#### [EXERCISE PROMPT]
A faithful copy of the entries is required, with no images in it.

[[ GIVEN DATA open ]]

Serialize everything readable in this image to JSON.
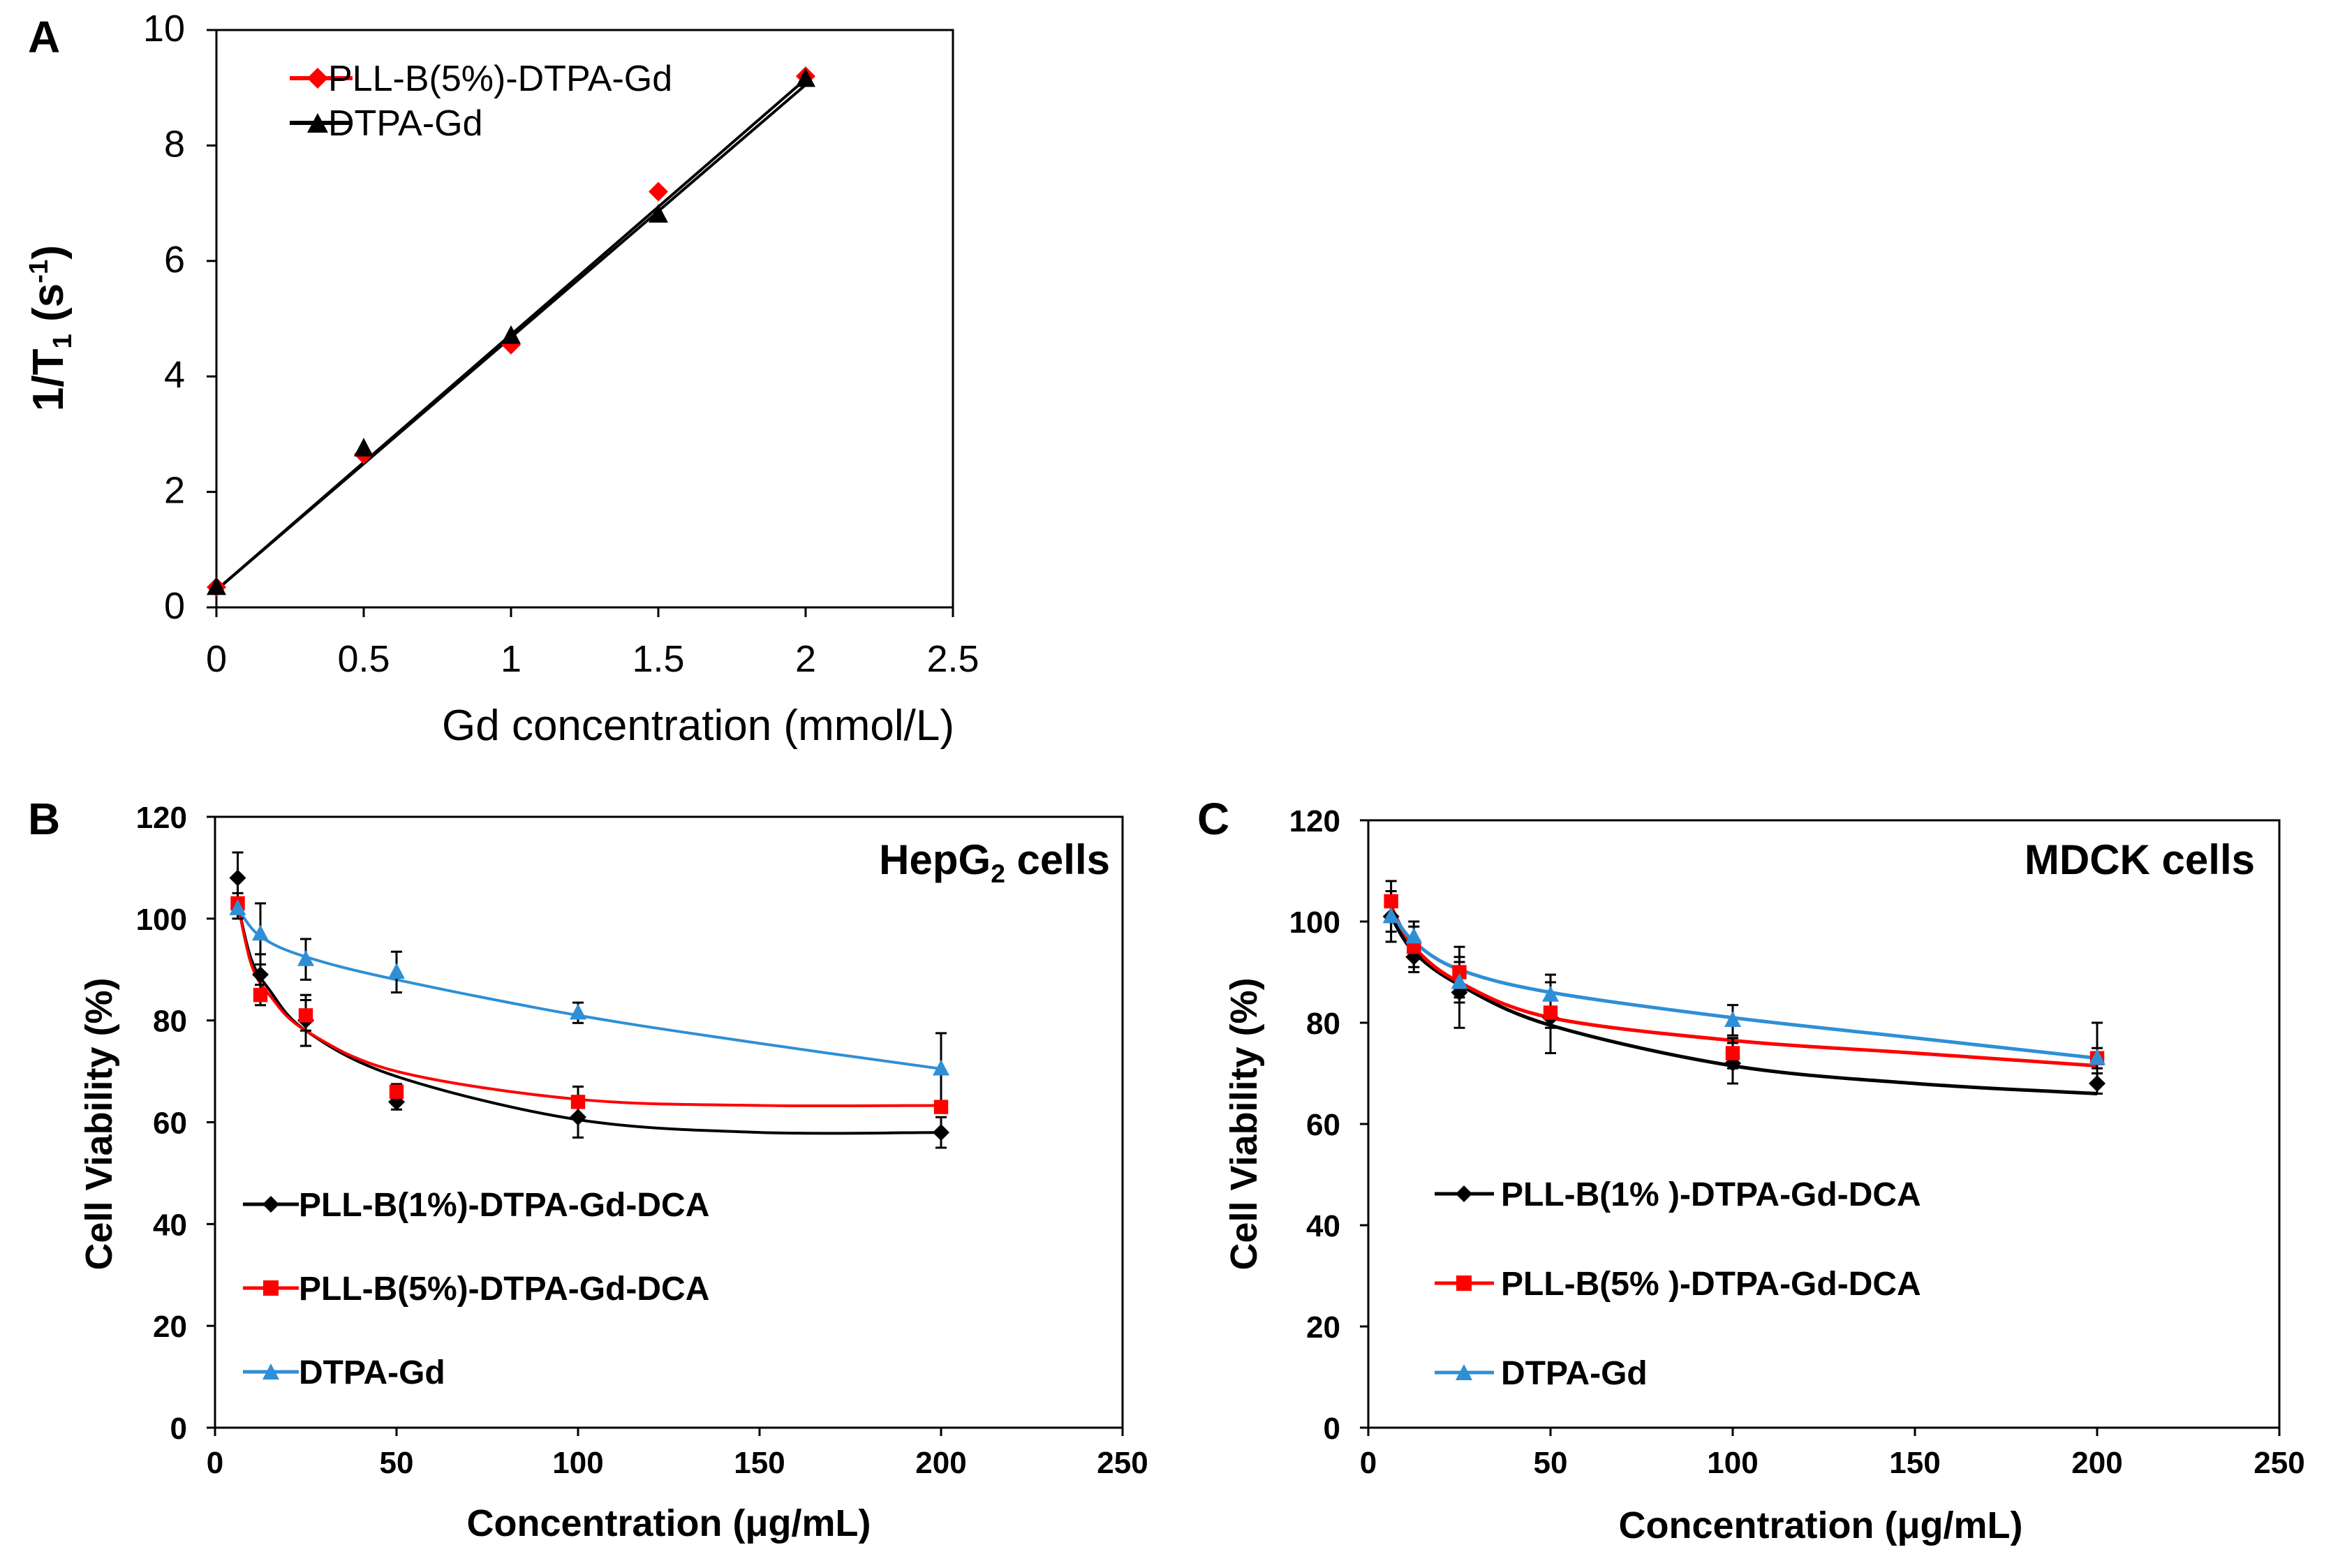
{
  "colors": {
    "black": "#000000",
    "red": "#ff0000",
    "blue": "#2f8fd6"
  },
  "panels": {
    "A": {
      "letter": "A"
    },
    "B": {
      "letter": "B",
      "cell_label": "HepG",
      "cell_label_sub": "2",
      "cell_label_suffix": " cells"
    },
    "C": {
      "letter": "C",
      "cell_label": "MDCK cells"
    }
  },
  "chart_data": [
    {
      "id": "A",
      "type": "scatter",
      "title": "",
      "xlabel": "Gd concentration (mmol/L)",
      "ylabel_main": "1/T",
      "ylabel_sub": "1",
      "ylabel_tail": " (s",
      "ylabel_sup": "-1",
      "ylabel_end": ")",
      "xlim": [
        0,
        2.5
      ],
      "ylim": [
        0,
        10
      ],
      "xticks": [
        "0",
        "0.5",
        "1",
        "1.5",
        "2",
        "2.5"
      ],
      "yticks": [
        "0",
        "2",
        "4",
        "6",
        "8",
        "10"
      ],
      "legend_position": "top-left",
      "grid": false,
      "series": [
        {
          "name": "PLL-B(5%)-DTPA-Gd",
          "color": "red",
          "marker": "diamond",
          "x": [
            0,
            0.5,
            1,
            1.5,
            2
          ],
          "y": [
            0.35,
            2.65,
            4.55,
            7.2,
            9.2
          ],
          "fit": [
            [
              0,
              0.3
            ],
            [
              2,
              9.15
            ]
          ]
        },
        {
          "name": "DTPA-Gd",
          "color": "black",
          "marker": "triangle",
          "x": [
            0,
            0.5,
            1,
            1.5,
            2
          ],
          "y": [
            0.35,
            2.75,
            4.7,
            6.8,
            9.15
          ],
          "fit": [
            [
              0,
              0.3
            ],
            [
              2,
              9.05
            ]
          ]
        }
      ]
    },
    {
      "id": "B",
      "type": "line",
      "xlabel": "Concentration (μg/mL)",
      "ylabel": "Cell Viability  (%)",
      "xlim": [
        0,
        250
      ],
      "ylim": [
        0,
        120
      ],
      "xticks": [
        "0",
        "50",
        "100",
        "150",
        "200",
        "250"
      ],
      "yticks": [
        "0",
        "20",
        "40",
        "60",
        "80",
        "100",
        "120"
      ],
      "legend_position": "bottom-left",
      "x": [
        6.25,
        12.5,
        25,
        50,
        100,
        200
      ],
      "series": [
        {
          "name": "PLL-B(1%)-DTPA-Gd-DCA",
          "color": "black",
          "marker": "diamond",
          "values": [
            108,
            89,
            80,
            64,
            61,
            58
          ],
          "errors": [
            5,
            4,
            5,
            1.5,
            4,
            3
          ],
          "curve": [
            [
              6.25,
              103
            ],
            [
              10,
              92
            ],
            [
              15,
              86
            ],
            [
              25,
              78
            ],
            [
              50,
              69
            ],
            [
              100,
              60.5
            ],
            [
              150,
              58
            ],
            [
              200,
              58
            ]
          ]
        },
        {
          "name": "PLL-B(5%)-DTPA-Gd-DCA",
          "color": "red",
          "marker": "square",
          "values": [
            103,
            85,
            81,
            66,
            64,
            63
          ],
          "errors": [
            2,
            2,
            3,
            1.5,
            3,
            1
          ],
          "curve": [
            [
              6.25,
              103
            ],
            [
              10,
              91
            ],
            [
              15,
              85
            ],
            [
              25,
              78
            ],
            [
              50,
              70
            ],
            [
              100,
              64.5
            ],
            [
              150,
              63.3
            ],
            [
              200,
              63.3
            ]
          ]
        },
        {
          "name": "DTPA-Gd",
          "color": "blue",
          "marker": "triangle",
          "values": [
            102,
            97,
            92,
            89.5,
            81.5,
            70.5
          ],
          "errors": [
            2,
            6,
            4,
            4,
            2,
            7
          ],
          "curve": [
            [
              6.25,
              102
            ],
            [
              12.5,
              96.5
            ],
            [
              25,
              92.5
            ],
            [
              50,
              88
            ],
            [
              100,
              81
            ],
            [
              150,
              75.5
            ],
            [
              200,
              70.5
            ]
          ]
        }
      ]
    },
    {
      "id": "C",
      "type": "line",
      "xlabel": "Concentration (μg/mL)",
      "ylabel": "Cell Viability (%)",
      "xlim": [
        0,
        250
      ],
      "ylim": [
        0,
        120
      ],
      "xticks": [
        "0",
        "50",
        "100",
        "150",
        "200",
        "250"
      ],
      "yticks": [
        "0",
        "20",
        "40",
        "60",
        "80",
        "100",
        "120"
      ],
      "legend_position": "bottom-left",
      "x": [
        6.25,
        12.5,
        25,
        50,
        100,
        200
      ],
      "series": [
        {
          "name": "PLL-B(1% )-DTPA-Gd-DCA",
          "color": "black",
          "marker": "diamond",
          "values": [
            101,
            93,
            86,
            81,
            72,
            68
          ],
          "errors": [
            5,
            3,
            7,
            7,
            4,
            2
          ],
          "curve": [
            [
              6.25,
              101
            ],
            [
              12.5,
              94
            ],
            [
              25,
              87.5
            ],
            [
              50,
              79.5
            ],
            [
              100,
              71.5
            ],
            [
              150,
              68
            ],
            [
              200,
              66
            ]
          ]
        },
        {
          "name": "PLL-B(5% )-DTPA-Gd-DCA",
          "color": "red",
          "marker": "square",
          "values": [
            104,
            95,
            90,
            82,
            74,
            73
          ],
          "errors": [
            4,
            4,
            5,
            3,
            3,
            7
          ],
          "curve": [
            [
              6.25,
              103
            ],
            [
              12.5,
              95
            ],
            [
              25,
              88
            ],
            [
              50,
              81
            ],
            [
              100,
              76.5
            ],
            [
              150,
              74
            ],
            [
              200,
              71.5
            ]
          ]
        },
        {
          "name": "DTPA-Gd",
          "color": "blue",
          "marker": "triangle",
          "values": [
            101,
            97,
            88,
            85.5,
            80.5,
            73
          ],
          "errors": [
            3,
            3,
            4,
            4,
            3,
            2
          ],
          "curve": [
            [
              6.25,
              102
            ],
            [
              12.5,
              96
            ],
            [
              25,
              90.5
            ],
            [
              50,
              86
            ],
            [
              100,
              81
            ],
            [
              150,
              77
            ],
            [
              200,
              73
            ]
          ]
        }
      ]
    }
  ]
}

[[ GIVEN DATA closed ]]

#### [RESULT FOR THIS EXERCISE]
Serialize everything readable in this image to JSON.
{
  "colors": {
    "black": "#000000",
    "red": "#ff0000",
    "blue": "#2f8fd6"
  },
  "panels": {
    "A": {
      "letter": "A"
    },
    "B": {
      "letter": "B",
      "cell_label": "HepG",
      "cell_label_sub": "2",
      "cell_label_suffix": " cells"
    },
    "C": {
      "letter": "C",
      "cell_label": "MDCK cells"
    }
  },
  "chart_data": [
    {
      "id": "A",
      "type": "scatter",
      "title": "",
      "xlabel": "Gd concentration (mmol/L)",
      "ylabel_main": "1/T",
      "ylabel_sub": "1",
      "ylabel_tail": " (s",
      "ylabel_sup": "-1",
      "ylabel_end": ")",
      "xlim": [
        0,
        2.5
      ],
      "ylim": [
        0,
        10
      ],
      "xticks": [
        "0",
        "0.5",
        "1",
        "1.5",
        "2",
        "2.5"
      ],
      "yticks": [
        "0",
        "2",
        "4",
        "6",
        "8",
        "10"
      ],
      "legend_position": "top-left",
      "grid": false,
      "series": [
        {
          "name": "PLL-B(5%)-DTPA-Gd",
          "color": "red",
          "marker": "diamond",
          "x": [
            0,
            0.5,
            1,
            1.5,
            2
          ],
          "y": [
            0.35,
            2.65,
            4.55,
            7.2,
            9.2
          ],
          "fit": [
            [
              0,
              0.3
            ],
            [
              2,
              9.15
            ]
          ]
        },
        {
          "name": "DTPA-Gd",
          "color": "black",
          "marker": "triangle",
          "x": [
            0,
            0.5,
            1,
            1.5,
            2
          ],
          "y": [
            0.35,
            2.75,
            4.7,
            6.8,
            9.15
          ],
          "fit": [
            [
              0,
              0.3
            ],
            [
              2,
              9.05
            ]
          ]
        }
      ]
    },
    {
      "id": "B",
      "type": "line",
      "xlabel": "Concentration (μg/mL)",
      "ylabel": "Cell Viability  (%)",
      "xlim": [
        0,
        250
      ],
      "ylim": [
        0,
        120
      ],
      "xticks": [
        "0",
        "50",
        "100",
        "150",
        "200",
        "250"
      ],
      "yticks": [
        "0",
        "20",
        "40",
        "60",
        "80",
        "100",
        "120"
      ],
      "legend_position": "bottom-left",
      "x": [
        6.25,
        12.5,
        25,
        50,
        100,
        200
      ],
      "series": [
        {
          "name": "PLL-B(1%)-DTPA-Gd-DCA",
          "color": "black",
          "marker": "diamond",
          "values": [
            108,
            89,
            80,
            64,
            61,
            58
          ],
          "errors": [
            5,
            4,
            5,
            1.5,
            4,
            3
          ],
          "curve": [
            [
              6.25,
              103
            ],
            [
              10,
              92
            ],
            [
              15,
              86
            ],
            [
              25,
              78
            ],
            [
              50,
              69
            ],
            [
              100,
              60.5
            ],
            [
              150,
              58
            ],
            [
              200,
              58
            ]
          ]
        },
        {
          "name": "PLL-B(5%)-DTPA-Gd-DCA",
          "color": "red",
          "marker": "square",
          "values": [
            103,
            85,
            81,
            66,
            64,
            63
          ],
          "errors": [
            2,
            2,
            3,
            1.5,
            3,
            1
          ],
          "curve": [
            [
              6.25,
              103
            ],
            [
              10,
              91
            ],
            [
              15,
              85
            ],
            [
              25,
              78
            ],
            [
              50,
              70
            ],
            [
              100,
              64.5
            ],
            [
              150,
              63.3
            ],
            [
              200,
              63.3
            ]
          ]
        },
        {
          "name": "DTPA-Gd",
          "color": "blue",
          "marker": "triangle",
          "values": [
            102,
            97,
            92,
            89.5,
            81.5,
            70.5
          ],
          "errors": [
            2,
            6,
            4,
            4,
            2,
            7
          ],
          "curve": [
            [
              6.25,
              102
            ],
            [
              12.5,
              96.5
            ],
            [
              25,
              92.5
            ],
            [
              50,
              88
            ],
            [
              100,
              81
            ],
            [
              150,
              75.5
            ],
            [
              200,
              70.5
            ]
          ]
        }
      ]
    },
    {
      "id": "C",
      "type": "line",
      "xlabel": "Concentration (μg/mL)",
      "ylabel": "Cell Viability (%)",
      "xlim": [
        0,
        250
      ],
      "ylim": [
        0,
        120
      ],
      "xticks": [
        "0",
        "50",
        "100",
        "150",
        "200",
        "250"
      ],
      "yticks": [
        "0",
        "20",
        "40",
        "60",
        "80",
        "100",
        "120"
      ],
      "legend_position": "bottom-left",
      "x": [
        6.25,
        12.5,
        25,
        50,
        100,
        200
      ],
      "series": [
        {
          "name": "PLL-B(1% )-DTPA-Gd-DCA",
          "color": "black",
          "marker": "diamond",
          "values": [
            101,
            93,
            86,
            81,
            72,
            68
          ],
          "errors": [
            5,
            3,
            7,
            7,
            4,
            2
          ],
          "curve": [
            [
              6.25,
              101
            ],
            [
              12.5,
              94
            ],
            [
              25,
              87.5
            ],
            [
              50,
              79.5
            ],
            [
              100,
              71.5
            ],
            [
              150,
              68
            ],
            [
              200,
              66
            ]
          ]
        },
        {
          "name": "PLL-B(5% )-DTPA-Gd-DCA",
          "color": "red",
          "marker": "square",
          "values": [
            104,
            95,
            90,
            82,
            74,
            73
          ],
          "errors": [
            4,
            4,
            5,
            3,
            3,
            7
          ],
          "curve": [
            [
              6.25,
              103
            ],
            [
              12.5,
              95
            ],
            [
              25,
              88
            ],
            [
              50,
              81
            ],
            [
              100,
              76.5
            ],
            [
              150,
              74
            ],
            [
              200,
              71.5
            ]
          ]
        },
        {
          "name": "DTPA-Gd",
          "color": "blue",
          "marker": "triangle",
          "values": [
            101,
            97,
            88,
            85.5,
            80.5,
            73
          ],
          "errors": [
            3,
            3,
            4,
            4,
            3,
            2
          ],
          "curve": [
            [
              6.25,
              102
            ],
            [
              12.5,
              96
            ],
            [
              25,
              90.5
            ],
            [
              50,
              86
            ],
            [
              100,
              81
            ],
            [
              150,
              77
            ],
            [
              200,
              73
            ]
          ]
        }
      ]
    }
  ]
}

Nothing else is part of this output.